● YOUR OBJECTIVE:
Extract and list every line that contains the word "points".

Figure dataset records:
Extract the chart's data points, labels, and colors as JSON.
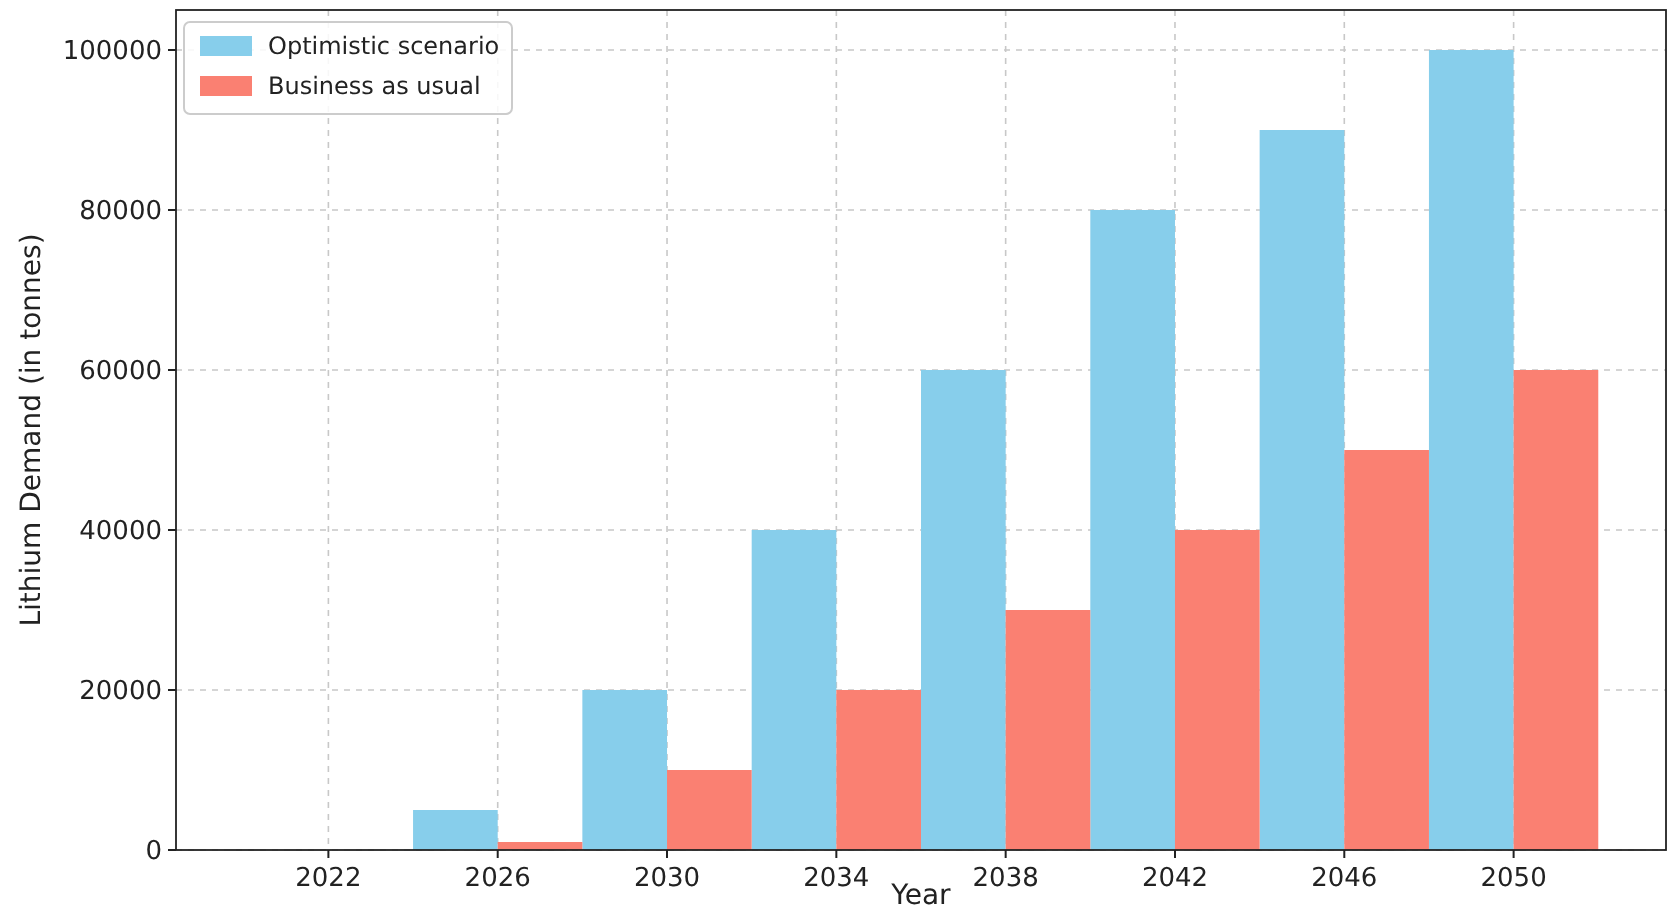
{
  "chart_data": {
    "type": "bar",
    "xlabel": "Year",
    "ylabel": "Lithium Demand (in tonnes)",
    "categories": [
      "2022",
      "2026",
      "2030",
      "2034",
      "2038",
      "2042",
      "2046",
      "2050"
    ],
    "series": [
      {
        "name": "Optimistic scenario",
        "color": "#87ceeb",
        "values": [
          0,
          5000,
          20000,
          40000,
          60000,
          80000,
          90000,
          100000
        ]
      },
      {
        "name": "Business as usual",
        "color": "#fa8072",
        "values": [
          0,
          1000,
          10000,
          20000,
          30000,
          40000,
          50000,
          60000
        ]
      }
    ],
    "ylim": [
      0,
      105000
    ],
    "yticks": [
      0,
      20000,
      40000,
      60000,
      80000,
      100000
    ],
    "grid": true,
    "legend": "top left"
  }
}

* * *

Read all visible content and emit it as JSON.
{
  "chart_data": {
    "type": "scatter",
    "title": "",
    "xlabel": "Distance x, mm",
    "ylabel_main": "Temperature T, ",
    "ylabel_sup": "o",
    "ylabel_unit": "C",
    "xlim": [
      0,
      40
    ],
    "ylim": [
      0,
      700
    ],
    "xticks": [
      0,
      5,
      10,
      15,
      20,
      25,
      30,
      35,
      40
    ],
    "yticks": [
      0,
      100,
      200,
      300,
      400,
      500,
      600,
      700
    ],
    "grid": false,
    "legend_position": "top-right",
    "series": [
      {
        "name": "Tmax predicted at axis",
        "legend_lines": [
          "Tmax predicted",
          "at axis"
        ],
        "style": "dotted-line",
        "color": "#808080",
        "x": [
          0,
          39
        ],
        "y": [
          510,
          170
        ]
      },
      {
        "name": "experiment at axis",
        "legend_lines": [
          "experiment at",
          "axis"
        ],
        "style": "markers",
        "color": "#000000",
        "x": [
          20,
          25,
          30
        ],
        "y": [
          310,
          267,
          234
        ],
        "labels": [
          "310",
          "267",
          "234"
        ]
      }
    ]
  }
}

...

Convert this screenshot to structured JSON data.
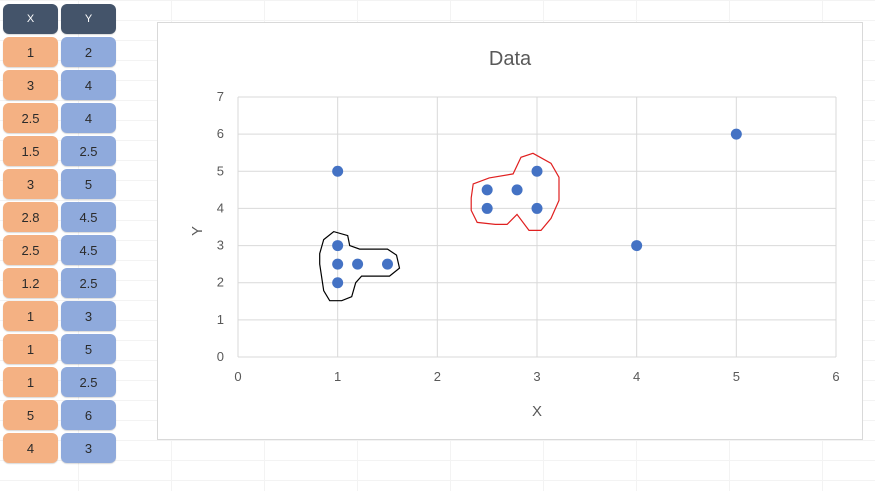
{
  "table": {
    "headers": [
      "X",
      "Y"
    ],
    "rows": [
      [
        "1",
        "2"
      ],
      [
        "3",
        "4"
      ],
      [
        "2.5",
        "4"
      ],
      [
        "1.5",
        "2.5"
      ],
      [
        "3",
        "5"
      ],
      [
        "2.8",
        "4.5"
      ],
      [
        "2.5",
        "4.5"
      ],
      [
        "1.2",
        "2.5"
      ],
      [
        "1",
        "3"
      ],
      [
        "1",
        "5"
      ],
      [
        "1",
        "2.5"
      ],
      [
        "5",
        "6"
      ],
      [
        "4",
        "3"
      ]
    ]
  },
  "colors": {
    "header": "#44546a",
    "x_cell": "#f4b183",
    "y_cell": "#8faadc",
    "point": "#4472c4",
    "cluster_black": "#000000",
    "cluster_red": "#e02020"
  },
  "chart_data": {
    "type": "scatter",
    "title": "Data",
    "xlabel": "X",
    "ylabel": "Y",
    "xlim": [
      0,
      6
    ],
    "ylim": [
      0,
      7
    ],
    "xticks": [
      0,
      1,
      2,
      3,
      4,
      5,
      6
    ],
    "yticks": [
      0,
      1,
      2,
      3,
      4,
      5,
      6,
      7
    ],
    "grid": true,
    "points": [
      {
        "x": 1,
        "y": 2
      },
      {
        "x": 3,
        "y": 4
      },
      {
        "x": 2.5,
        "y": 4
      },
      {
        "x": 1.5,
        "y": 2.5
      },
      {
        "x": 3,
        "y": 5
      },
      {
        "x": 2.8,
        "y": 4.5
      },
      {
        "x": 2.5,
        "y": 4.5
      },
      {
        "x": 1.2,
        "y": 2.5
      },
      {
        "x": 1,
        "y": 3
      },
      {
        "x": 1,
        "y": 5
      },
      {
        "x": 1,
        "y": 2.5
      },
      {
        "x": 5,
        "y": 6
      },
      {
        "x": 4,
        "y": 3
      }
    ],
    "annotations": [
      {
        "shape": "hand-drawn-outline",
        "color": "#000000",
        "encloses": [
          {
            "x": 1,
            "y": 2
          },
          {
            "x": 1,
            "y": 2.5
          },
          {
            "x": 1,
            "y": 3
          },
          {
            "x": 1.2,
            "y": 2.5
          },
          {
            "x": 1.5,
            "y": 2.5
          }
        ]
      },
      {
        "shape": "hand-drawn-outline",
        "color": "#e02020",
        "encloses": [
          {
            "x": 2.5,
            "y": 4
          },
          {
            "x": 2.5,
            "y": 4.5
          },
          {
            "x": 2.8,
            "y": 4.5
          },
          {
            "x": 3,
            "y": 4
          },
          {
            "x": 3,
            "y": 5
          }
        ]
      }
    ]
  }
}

● SOLUTION TO THE EXERCISE:
Extract the chart's data points, labels, and colors as JSON.
    "points": [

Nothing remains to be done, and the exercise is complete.